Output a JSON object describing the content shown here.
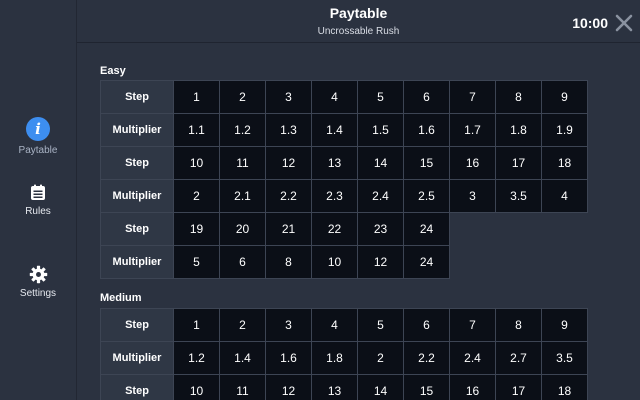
{
  "sidebar": {
    "items": [
      {
        "label": "Paytable",
        "icon": "info-icon"
      },
      {
        "label": "Rules",
        "icon": "document-icon"
      },
      {
        "label": "Settings",
        "icon": "gear-icon"
      }
    ],
    "accent_color": "#3d8ef0"
  },
  "header": {
    "title": "Paytable",
    "subtitle": "Uncrossable Rush",
    "clock": "10:00",
    "close_icon": "close-icon"
  },
  "sections": [
    {
      "title": "Easy",
      "rows": [
        {
          "label": "Step",
          "cells": [
            "1",
            "2",
            "3",
            "4",
            "5",
            "6",
            "7",
            "8",
            "9"
          ]
        },
        {
          "label": "Multiplier",
          "cells": [
            "1.1",
            "1.2",
            "1.3",
            "1.4",
            "1.5",
            "1.6",
            "1.7",
            "1.8",
            "1.9"
          ]
        },
        {
          "label": "Step",
          "cells": [
            "10",
            "11",
            "12",
            "13",
            "14",
            "15",
            "16",
            "17",
            "18"
          ]
        },
        {
          "label": "Multiplier",
          "cells": [
            "2",
            "2.1",
            "2.2",
            "2.3",
            "2.4",
            "2.5",
            "3",
            "3.5",
            "4"
          ]
        },
        {
          "label": "Step",
          "cells": [
            "19",
            "20",
            "21",
            "22",
            "23",
            "24"
          ]
        },
        {
          "label": "Multiplier",
          "cells": [
            "5",
            "6",
            "8",
            "10",
            "12",
            "24"
          ]
        }
      ]
    },
    {
      "title": "Medium",
      "rows": [
        {
          "label": "Step",
          "cells": [
            "1",
            "2",
            "3",
            "4",
            "5",
            "6",
            "7",
            "8",
            "9"
          ]
        },
        {
          "label": "Multiplier",
          "cells": [
            "1.2",
            "1.4",
            "1.6",
            "1.8",
            "2",
            "2.2",
            "2.4",
            "2.7",
            "3.5"
          ]
        },
        {
          "label": "Step",
          "cells": [
            "10",
            "11",
            "12",
            "13",
            "14",
            "15",
            "16",
            "17",
            "18"
          ]
        }
      ]
    }
  ]
}
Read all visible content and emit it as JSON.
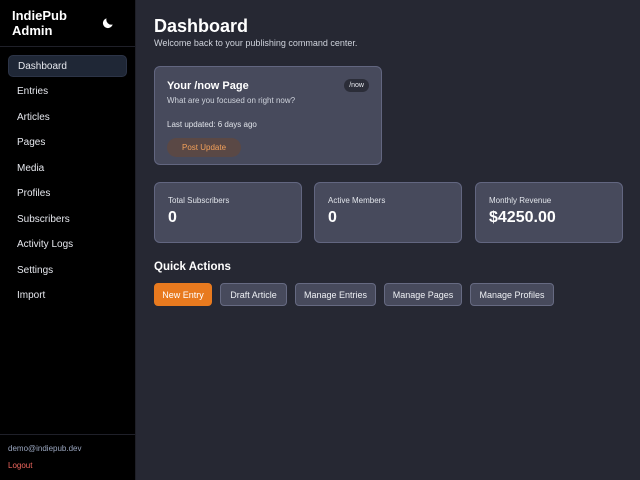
{
  "sidebar": {
    "brand": "IndiePub Admin",
    "theme_icon": "moon-icon",
    "items": [
      {
        "label": "Dashboard",
        "active": true
      },
      {
        "label": "Entries"
      },
      {
        "label": "Articles"
      },
      {
        "label": "Pages"
      },
      {
        "label": "Media"
      },
      {
        "label": "Profiles"
      },
      {
        "label": "Subscribers"
      },
      {
        "label": "Activity Logs"
      },
      {
        "label": "Settings"
      },
      {
        "label": "Import"
      }
    ],
    "email": "demo@indiepub.dev",
    "logout": "Logout"
  },
  "main": {
    "title": "Dashboard",
    "subtitle": "Welcome back to your publishing command center.",
    "now_card": {
      "title": "Your /now Page",
      "question": "What are you focused on right now?",
      "updated": "Last updated: 6 days ago",
      "button": "Post Update",
      "badge": "/now"
    },
    "stats": [
      {
        "label": "Total Subscribers",
        "value": "0"
      },
      {
        "label": "Active Members",
        "value": "0"
      },
      {
        "label": "Monthly Revenue",
        "value": "$4250.00"
      }
    ],
    "quick_actions": {
      "title": "Quick Actions",
      "buttons": [
        "New Entry",
        "Draft Article",
        "Manage Entries",
        "Manage Pages",
        "Manage Profiles"
      ]
    }
  },
  "colors": {
    "accent": "#e87a1f",
    "background": "#262833",
    "card": "#474a5c",
    "sidebar": "#000000",
    "logout": "#f0675e"
  }
}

===============

## INSTRUCTIONS FOR THE TASK:
Every record above should be written out again without change, except that the pictures are left out.

## ANSWER TO THE EXERCISE:
Output a JSON object describing the content shown here.
{
  "sidebar": {
    "items": [
      {
        "label": "Paytable",
        "icon": "info-icon"
      },
      {
        "label": "Rules",
        "icon": "document-icon"
      },
      {
        "label": "Settings",
        "icon": "gear-icon"
      }
    ],
    "accent_color": "#3d8ef0"
  },
  "header": {
    "title": "Paytable",
    "subtitle": "Uncrossable Rush",
    "clock": "10:00",
    "close_icon": "close-icon"
  },
  "sections": [
    {
      "title": "Easy",
      "rows": [
        {
          "label": "Step",
          "cells": [
            "1",
            "2",
            "3",
            "4",
            "5",
            "6",
            "7",
            "8",
            "9"
          ]
        },
        {
          "label": "Multiplier",
          "cells": [
            "1.1",
            "1.2",
            "1.3",
            "1.4",
            "1.5",
            "1.6",
            "1.7",
            "1.8",
            "1.9"
          ]
        },
        {
          "label": "Step",
          "cells": [
            "10",
            "11",
            "12",
            "13",
            "14",
            "15",
            "16",
            "17",
            "18"
          ]
        },
        {
          "label": "Multiplier",
          "cells": [
            "2",
            "2.1",
            "2.2",
            "2.3",
            "2.4",
            "2.5",
            "3",
            "3.5",
            "4"
          ]
        },
        {
          "label": "Step",
          "cells": [
            "19",
            "20",
            "21",
            "22",
            "23",
            "24"
          ]
        },
        {
          "label": "Multiplier",
          "cells": [
            "5",
            "6",
            "8",
            "10",
            "12",
            "24"
          ]
        }
      ]
    },
    {
      "title": "Medium",
      "rows": [
        {
          "label": "Step",
          "cells": [
            "1",
            "2",
            "3",
            "4",
            "5",
            "6",
            "7",
            "8",
            "9"
          ]
        },
        {
          "label": "Multiplier",
          "cells": [
            "1.2",
            "1.4",
            "1.6",
            "1.8",
            "2",
            "2.2",
            "2.4",
            "2.7",
            "3.5"
          ]
        },
        {
          "label": "Step",
          "cells": [
            "10",
            "11",
            "12",
            "13",
            "14",
            "15",
            "16",
            "17",
            "18"
          ]
        }
      ]
    }
  ]
}
Read all visible content and emit it as JSON.
{
  "sidebar": {
    "brand": "IndiePub Admin",
    "theme_icon": "moon-icon",
    "items": [
      {
        "label": "Dashboard",
        "active": true
      },
      {
        "label": "Entries"
      },
      {
        "label": "Articles"
      },
      {
        "label": "Pages"
      },
      {
        "label": "Media"
      },
      {
        "label": "Profiles"
      },
      {
        "label": "Subscribers"
      },
      {
        "label": "Activity Logs"
      },
      {
        "label": "Settings"
      },
      {
        "label": "Import"
      }
    ],
    "email": "demo@indiepub.dev",
    "logout": "Logout"
  },
  "main": {
    "title": "Dashboard",
    "subtitle": "Welcome back to your publishing command center.",
    "now_card": {
      "title": "Your /now Page",
      "question": "What are you focused on right now?",
      "updated": "Last updated: 6 days ago",
      "button": "Post Update",
      "badge": "/now"
    },
    "stats": [
      {
        "label": "Total Subscribers",
        "value": "0"
      },
      {
        "label": "Active Members",
        "value": "0"
      },
      {
        "label": "Monthly Revenue",
        "value": "$4250.00"
      }
    ],
    "quick_actions": {
      "title": "Quick Actions",
      "buttons": [
        "New Entry",
        "Draft Article",
        "Manage Entries",
        "Manage Pages",
        "Manage Profiles"
      ]
    }
  },
  "colors": {
    "accent": "#e87a1f",
    "background": "#262833",
    "card": "#474a5c",
    "sidebar": "#000000",
    "logout": "#f0675e"
  }
}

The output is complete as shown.